TASK GOAL
State how many lines of the entries hold the string "Nyregistrerade", and nothing more.

THE RECORDS
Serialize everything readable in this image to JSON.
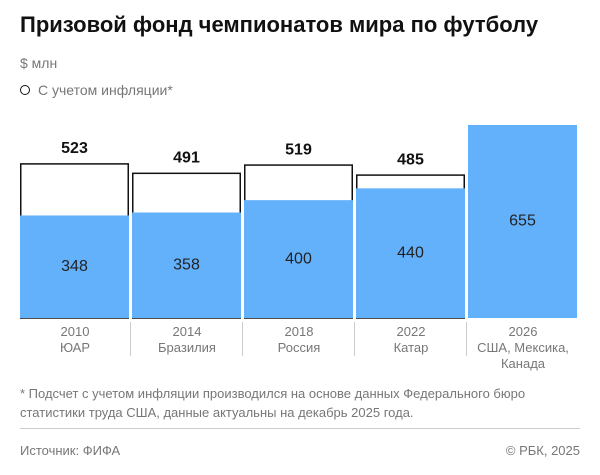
{
  "chart_data": {
    "type": "bar",
    "title": "Призовой фонд чемпионатов мира по футболу",
    "subtitle": "$ млн",
    "categories": [
      "2010",
      "2014",
      "2018",
      "2022",
      "2026"
    ],
    "countries": [
      "ЮАР",
      "Бразилия",
      "Россия",
      "Катар",
      "США, Мексика, Канада"
    ],
    "series": [
      {
        "name": "С учетом инфляции*",
        "color": "#ffffff",
        "values": [
          523,
          491,
          519,
          485,
          null
        ]
      },
      {
        "color": "#64b1fb",
        "values": [
          348,
          358,
          400,
          440,
          655
        ]
      }
    ],
    "footnote": "* Подсчет с учетом инфляции производился на основе данных Федерального бюро статистики труда США, данные актуальны на декабрь 2025 года.",
    "source": "Источник: ФИФА",
    "copyright": "© РБК, 2025"
  }
}
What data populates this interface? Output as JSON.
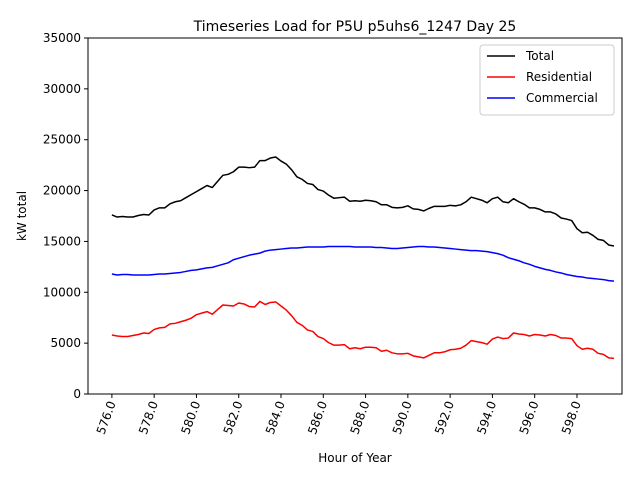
{
  "chart_data": {
    "type": "line",
    "title": "Timeseries Load for P5U p5uhs6_1247  Day 25",
    "xlabel": "Hour of Year",
    "ylabel": "kW total",
    "xlim": [
      574.87,
      600.13
    ],
    "ylim": [
      0,
      35000
    ],
    "x_ticks": [
      576,
      578,
      580,
      582,
      584,
      586,
      588,
      590,
      592,
      594,
      596,
      598
    ],
    "x_tick_labels": [
      "576.0",
      "578.0",
      "580.0",
      "582.0",
      "584.0",
      "586.0",
      "588.0",
      "590.0",
      "592.0",
      "594.0",
      "596.0",
      "598.0"
    ],
    "y_ticks": [
      0,
      5000,
      10000,
      15000,
      20000,
      25000,
      30000,
      35000
    ],
    "y_tick_labels": [
      "0",
      "5000",
      "10000",
      "15000",
      "20000",
      "25000",
      "30000",
      "35000"
    ],
    "legend_position": "top-right",
    "x_start": 576,
    "x_step": 0.25,
    "series": [
      {
        "name": "Total",
        "color": "#000000",
        "values": [
          17600,
          17400,
          17450,
          17400,
          17400,
          17550,
          17650,
          17600,
          18100,
          18300,
          18300,
          18700,
          18900,
          19000,
          19300,
          19600,
          19900,
          20200,
          20500,
          20300,
          20900,
          21500,
          21600,
          21850,
          22300,
          22300,
          22250,
          22300,
          22950,
          22950,
          23200,
          23300,
          22900,
          22600,
          22050,
          21350,
          21100,
          20700,
          20600,
          20100,
          19950,
          19550,
          19250,
          19300,
          19350,
          18950,
          19000,
          18950,
          19050,
          19000,
          18900,
          18600,
          18600,
          18350,
          18300,
          18350,
          18500,
          18200,
          18150,
          18000,
          18250,
          18450,
          18450,
          18450,
          18550,
          18500,
          18600,
          18900,
          19350,
          19200,
          19050,
          18800,
          19200,
          19350,
          18900,
          18800,
          19200,
          18900,
          18650,
          18300,
          18300,
          18150,
          17900,
          17900,
          17700,
          17300,
          17200,
          17050,
          16250,
          15850,
          15900,
          15600,
          15200,
          15100,
          14650,
          14550
        ]
      },
      {
        "name": "Residential",
        "color": "#ff0000",
        "values": [
          5800,
          5700,
          5650,
          5650,
          5750,
          5850,
          6000,
          5950,
          6350,
          6500,
          6550,
          6900,
          6950,
          7100,
          7250,
          7450,
          7800,
          7950,
          8100,
          7850,
          8300,
          8750,
          8700,
          8650,
          8950,
          8850,
          8600,
          8550,
          9100,
          8800,
          9000,
          9050,
          8650,
          8250,
          7700,
          7050,
          6750,
          6300,
          6150,
          5650,
          5450,
          5050,
          4800,
          4800,
          4850,
          4450,
          4550,
          4450,
          4600,
          4600,
          4550,
          4200,
          4300,
          4050,
          3950,
          3950,
          4000,
          3750,
          3650,
          3550,
          3800,
          4050,
          4050,
          4150,
          4350,
          4400,
          4500,
          4800,
          5250,
          5150,
          5050,
          4900,
          5400,
          5600,
          5450,
          5500,
          6000,
          5900,
          5850,
          5700,
          5850,
          5800,
          5700,
          5850,
          5750,
          5500,
          5500,
          5450,
          4750,
          4400,
          4500,
          4400,
          4000,
          3900,
          3550,
          3500
        ]
      },
      {
        "name": "Commercial",
        "color": "#0000ff",
        "values": [
          11800,
          11700,
          11750,
          11750,
          11700,
          11700,
          11700,
          11700,
          11750,
          11800,
          11800,
          11850,
          11900,
          11950,
          12050,
          12150,
          12200,
          12300,
          12400,
          12450,
          12600,
          12750,
          12900,
          13200,
          13350,
          13500,
          13650,
          13750,
          13850,
          14050,
          14150,
          14200,
          14250,
          14300,
          14350,
          14350,
          14400,
          14450,
          14450,
          14450,
          14450,
          14500,
          14500,
          14500,
          14500,
          14500,
          14450,
          14450,
          14450,
          14450,
          14400,
          14400,
          14350,
          14300,
          14300,
          14350,
          14400,
          14450,
          14500,
          14500,
          14450,
          14450,
          14400,
          14350,
          14300,
          14250,
          14200,
          14150,
          14100,
          14100,
          14050,
          14000,
          13900,
          13800,
          13650,
          13400,
          13250,
          13100,
          12900,
          12750,
          12550,
          12400,
          12250,
          12150,
          12000,
          11900,
          11750,
          11650,
          11550,
          11500,
          11400,
          11350,
          11300,
          11250,
          11150,
          11100
        ]
      }
    ]
  }
}
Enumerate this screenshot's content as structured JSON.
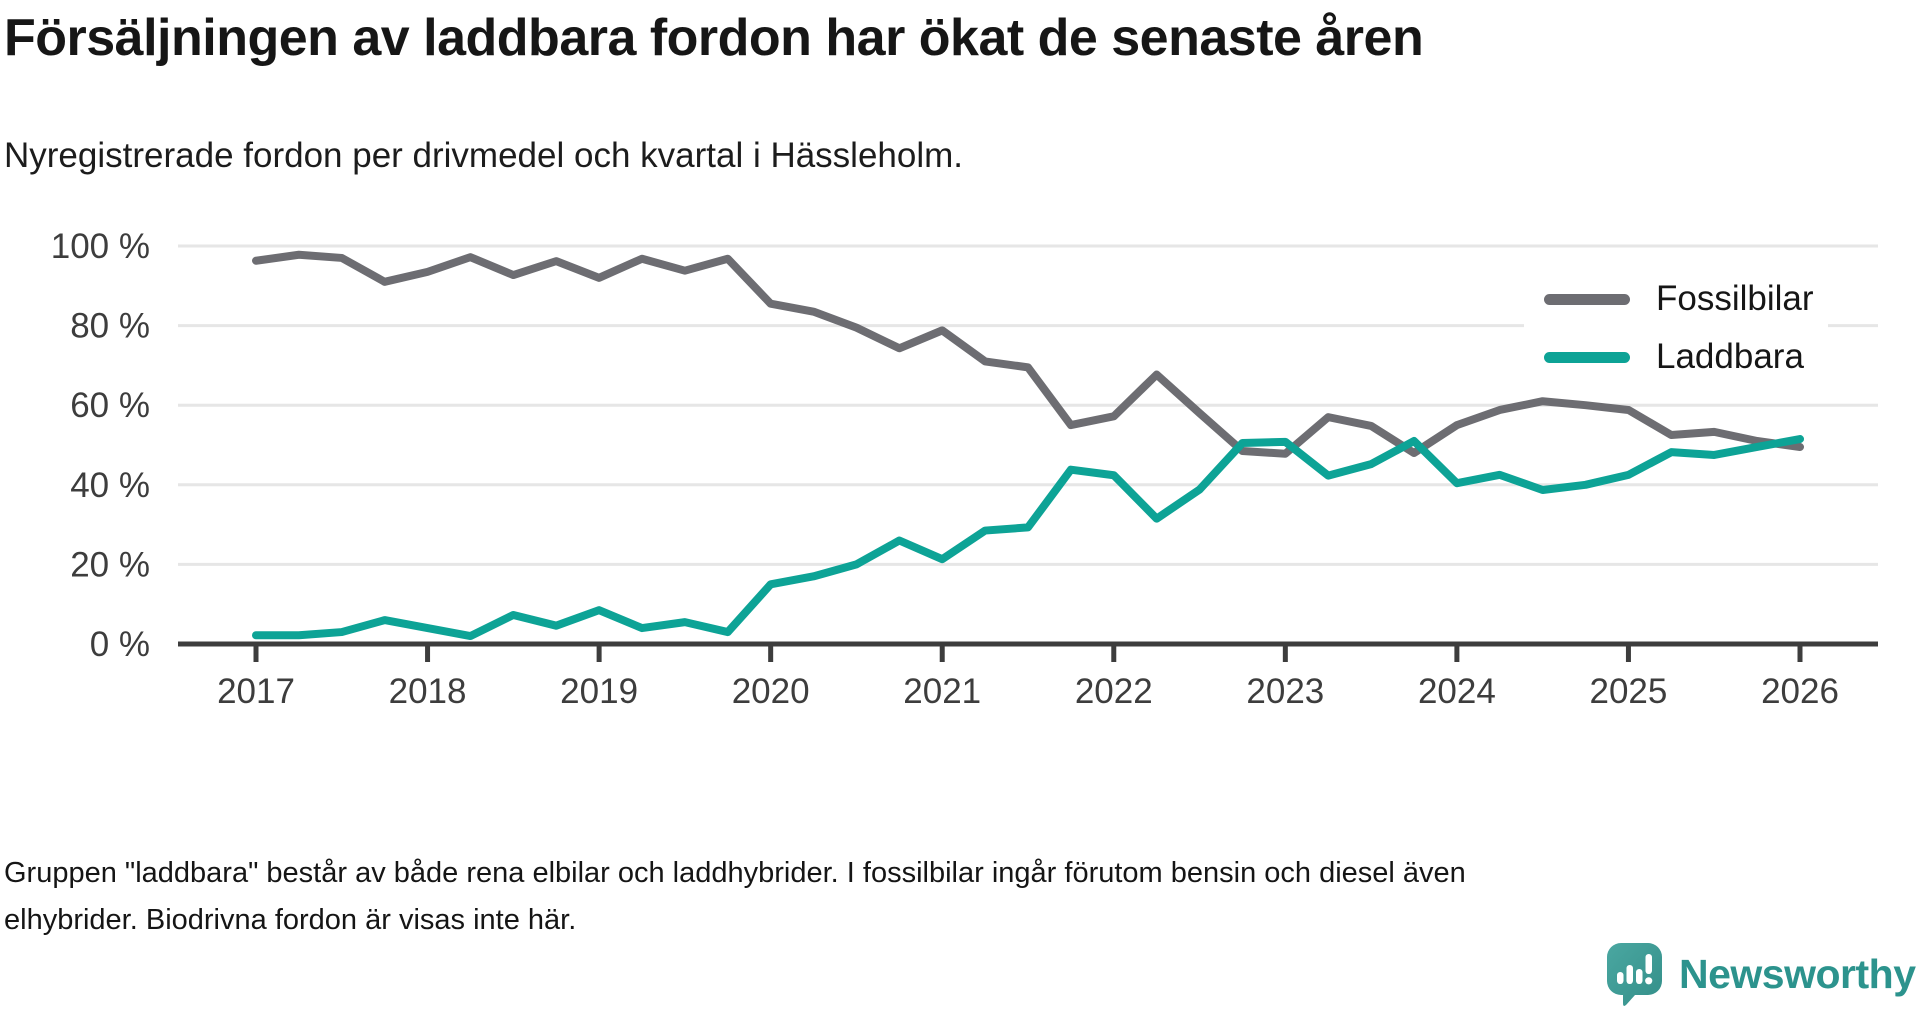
{
  "header": {
    "title": "Försäljningen av laddbara fordon har ökat de senaste åren",
    "subtitle": "Nyregistrerade fordon per drivmedel och kvartal i Hässleholm."
  },
  "chart_data": {
    "type": "line",
    "title": "Försäljningen av laddbara fordon har ökat de senaste åren",
    "subtitle": "Nyregistrerade fordon per drivmedel och kvartal i Hässleholm.",
    "xlabel": "",
    "ylabel": "",
    "ylim": [
      0,
      100
    ],
    "grid": "horizontal",
    "legend_position": "top-right",
    "y_tick_labels": [
      "0 %",
      "20 %",
      "40 %",
      "60 %",
      "80 %",
      "100 %"
    ],
    "x_label_years": [
      "2017",
      "2018",
      "2019",
      "2020",
      "2021",
      "2022",
      "2023",
      "2024",
      "2025",
      "2026"
    ],
    "categories": [
      "2017 Q1",
      "2017 Q2",
      "2017 Q3",
      "2017 Q4",
      "2018 Q1",
      "2018 Q2",
      "2018 Q3",
      "2018 Q4",
      "2019 Q1",
      "2019 Q2",
      "2019 Q3",
      "2019 Q4",
      "2020 Q1",
      "2020 Q2",
      "2020 Q3",
      "2020 Q4",
      "2021 Q1",
      "2021 Q2",
      "2021 Q3",
      "2021 Q4",
      "2022 Q1",
      "2022 Q2",
      "2022 Q3",
      "2022 Q4",
      "2023 Q1",
      "2023 Q2",
      "2023 Q3",
      "2023 Q4",
      "2024 Q1",
      "2024 Q2",
      "2024 Q3",
      "2024 Q4",
      "2025 Q1",
      "2025 Q2",
      "2025 Q3",
      "2025 Q4",
      "2026 Q1"
    ],
    "series": [
      {
        "name": "Fossilbilar",
        "color": "#6d6d72",
        "values": [
          96.3,
          97.8,
          97.0,
          91.0,
          93.5,
          97.2,
          92.7,
          96.2,
          92.0,
          96.8,
          93.8,
          96.8,
          85.5,
          83.5,
          79.5,
          74.3,
          78.8,
          71.0,
          69.5,
          55.0,
          57.2,
          67.7,
          58.0,
          48.5,
          47.8,
          57.0,
          54.8,
          48.0,
          55.0,
          58.8,
          61.0,
          60.0,
          58.8,
          52.5,
          53.3,
          51.0,
          49.5
        ]
      },
      {
        "name": "Laddbara",
        "color": "#0da396",
        "values": [
          2.2,
          2.2,
          3.0,
          6.0,
          4.0,
          2.0,
          7.3,
          4.6,
          8.5,
          4.0,
          5.5,
          3.0,
          15.0,
          17.0,
          20.0,
          26.0,
          21.3,
          28.5,
          29.3,
          43.8,
          42.4,
          31.5,
          38.8,
          50.5,
          50.8,
          42.3,
          45.2,
          51.0,
          40.4,
          42.5,
          38.7,
          40.0,
          42.5,
          48.2,
          47.5,
          49.5,
          51.5
        ]
      }
    ],
    "axis_color": "#3d3d3d",
    "grid_color": "#e6e6e6",
    "tick_label_color": "#3d3d3d"
  },
  "footnote": {
    "lines": [
      "Gruppen \"laddbara\" består av både rena elbilar och laddhybrider. I fossilbilar ingår förutom bensin och diesel även",
      "elhybrider. Biodrivna fordon är visas inte här."
    ]
  },
  "footer": {
    "brand": "Newsworthy",
    "brand_color": "#2c938d",
    "logo_color_top": "#4aa7a1",
    "logo_color_bottom": "#348f89"
  }
}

ANSWER FOR THIS EXERCISE
2